START Record excerpts
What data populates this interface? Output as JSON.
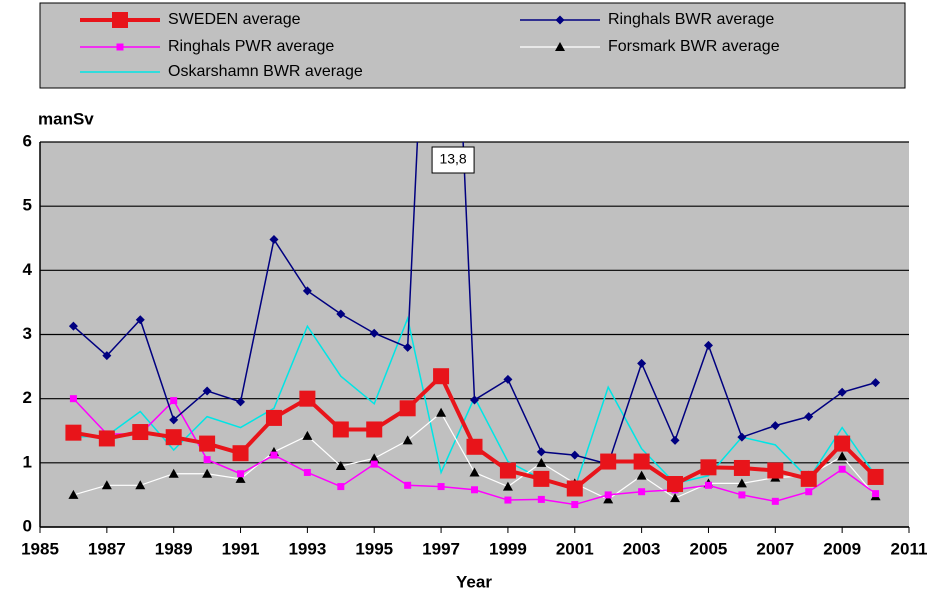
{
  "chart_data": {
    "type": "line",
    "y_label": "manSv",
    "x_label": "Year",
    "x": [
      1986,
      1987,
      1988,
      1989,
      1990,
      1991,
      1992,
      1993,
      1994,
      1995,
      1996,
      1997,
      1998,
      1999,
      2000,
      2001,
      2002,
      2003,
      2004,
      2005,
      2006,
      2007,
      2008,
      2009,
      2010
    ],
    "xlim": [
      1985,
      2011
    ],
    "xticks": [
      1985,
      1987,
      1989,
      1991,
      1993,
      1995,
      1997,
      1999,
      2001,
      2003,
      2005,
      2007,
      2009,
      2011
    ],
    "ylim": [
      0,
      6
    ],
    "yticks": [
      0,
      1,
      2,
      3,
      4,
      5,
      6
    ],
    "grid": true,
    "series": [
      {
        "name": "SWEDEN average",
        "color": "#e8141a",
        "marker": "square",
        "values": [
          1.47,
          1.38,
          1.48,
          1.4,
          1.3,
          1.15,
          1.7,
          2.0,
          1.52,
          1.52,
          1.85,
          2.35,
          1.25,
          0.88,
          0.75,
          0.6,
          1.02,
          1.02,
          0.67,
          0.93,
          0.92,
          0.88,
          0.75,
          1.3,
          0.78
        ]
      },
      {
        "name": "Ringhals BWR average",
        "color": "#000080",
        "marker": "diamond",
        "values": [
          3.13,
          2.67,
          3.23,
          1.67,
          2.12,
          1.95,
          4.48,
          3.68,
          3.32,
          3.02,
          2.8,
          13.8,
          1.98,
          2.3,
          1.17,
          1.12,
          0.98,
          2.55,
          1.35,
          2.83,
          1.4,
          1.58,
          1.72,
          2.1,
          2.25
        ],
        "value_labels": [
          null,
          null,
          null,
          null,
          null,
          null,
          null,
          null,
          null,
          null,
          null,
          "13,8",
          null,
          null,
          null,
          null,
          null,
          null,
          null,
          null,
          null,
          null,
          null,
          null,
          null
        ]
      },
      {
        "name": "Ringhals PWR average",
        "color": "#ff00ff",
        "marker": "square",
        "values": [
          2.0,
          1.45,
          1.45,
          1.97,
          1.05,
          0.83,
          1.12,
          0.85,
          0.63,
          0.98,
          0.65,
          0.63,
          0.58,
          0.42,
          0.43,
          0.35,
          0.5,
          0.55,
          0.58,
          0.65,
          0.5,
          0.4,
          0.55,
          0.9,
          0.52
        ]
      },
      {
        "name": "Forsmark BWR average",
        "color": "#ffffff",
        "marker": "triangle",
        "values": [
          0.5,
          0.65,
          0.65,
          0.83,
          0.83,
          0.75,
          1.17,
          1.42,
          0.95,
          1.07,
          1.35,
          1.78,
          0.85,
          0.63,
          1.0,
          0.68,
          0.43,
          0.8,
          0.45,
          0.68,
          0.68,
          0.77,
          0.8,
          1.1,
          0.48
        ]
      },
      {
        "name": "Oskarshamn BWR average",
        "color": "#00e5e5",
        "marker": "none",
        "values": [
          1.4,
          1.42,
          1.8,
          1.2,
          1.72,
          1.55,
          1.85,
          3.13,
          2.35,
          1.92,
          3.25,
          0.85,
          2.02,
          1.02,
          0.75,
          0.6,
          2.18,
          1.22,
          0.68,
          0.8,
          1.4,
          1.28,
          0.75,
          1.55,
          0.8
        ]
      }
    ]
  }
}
END Record excerpts
START Record excerpts
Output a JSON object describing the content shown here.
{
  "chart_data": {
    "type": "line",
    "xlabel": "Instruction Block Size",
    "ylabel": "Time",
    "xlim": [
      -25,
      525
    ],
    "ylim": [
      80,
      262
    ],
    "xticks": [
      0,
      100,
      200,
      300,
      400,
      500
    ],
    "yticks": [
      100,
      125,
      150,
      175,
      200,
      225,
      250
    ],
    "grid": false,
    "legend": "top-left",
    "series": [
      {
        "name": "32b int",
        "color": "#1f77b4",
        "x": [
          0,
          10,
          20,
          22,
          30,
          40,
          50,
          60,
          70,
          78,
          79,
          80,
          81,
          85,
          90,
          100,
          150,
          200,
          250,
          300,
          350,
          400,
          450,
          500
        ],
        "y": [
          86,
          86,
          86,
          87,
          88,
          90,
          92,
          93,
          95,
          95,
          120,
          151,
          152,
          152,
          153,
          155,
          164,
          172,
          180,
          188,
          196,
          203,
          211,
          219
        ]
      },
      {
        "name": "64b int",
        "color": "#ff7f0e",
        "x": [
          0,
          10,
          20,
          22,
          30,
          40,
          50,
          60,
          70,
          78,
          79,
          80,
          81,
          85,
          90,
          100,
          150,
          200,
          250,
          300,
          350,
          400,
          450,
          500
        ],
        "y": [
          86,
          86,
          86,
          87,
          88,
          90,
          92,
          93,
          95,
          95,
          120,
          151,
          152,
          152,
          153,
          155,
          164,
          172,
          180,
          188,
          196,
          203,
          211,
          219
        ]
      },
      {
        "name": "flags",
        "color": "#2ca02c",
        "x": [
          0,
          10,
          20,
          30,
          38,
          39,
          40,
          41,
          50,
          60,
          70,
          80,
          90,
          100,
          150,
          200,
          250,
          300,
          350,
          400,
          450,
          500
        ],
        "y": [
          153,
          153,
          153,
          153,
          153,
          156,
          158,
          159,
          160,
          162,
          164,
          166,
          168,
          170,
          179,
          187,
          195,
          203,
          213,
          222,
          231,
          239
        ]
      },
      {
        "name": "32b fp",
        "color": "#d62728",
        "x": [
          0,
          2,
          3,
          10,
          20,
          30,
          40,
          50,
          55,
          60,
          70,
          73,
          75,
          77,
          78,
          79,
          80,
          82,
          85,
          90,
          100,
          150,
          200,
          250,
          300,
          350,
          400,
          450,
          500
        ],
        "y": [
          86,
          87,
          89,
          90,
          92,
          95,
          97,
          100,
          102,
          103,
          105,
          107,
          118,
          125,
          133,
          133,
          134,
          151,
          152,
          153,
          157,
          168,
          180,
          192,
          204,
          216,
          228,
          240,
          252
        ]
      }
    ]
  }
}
END Record excerpts
● **Work to complete**:
Identify the lines in the entries that hold "marker" and return each one.

● **Solution to the exercise**:
        "marker": "square",
        "marker": "diamond",
        "marker": "square",
        "marker": "triangle",
        "marker": "none",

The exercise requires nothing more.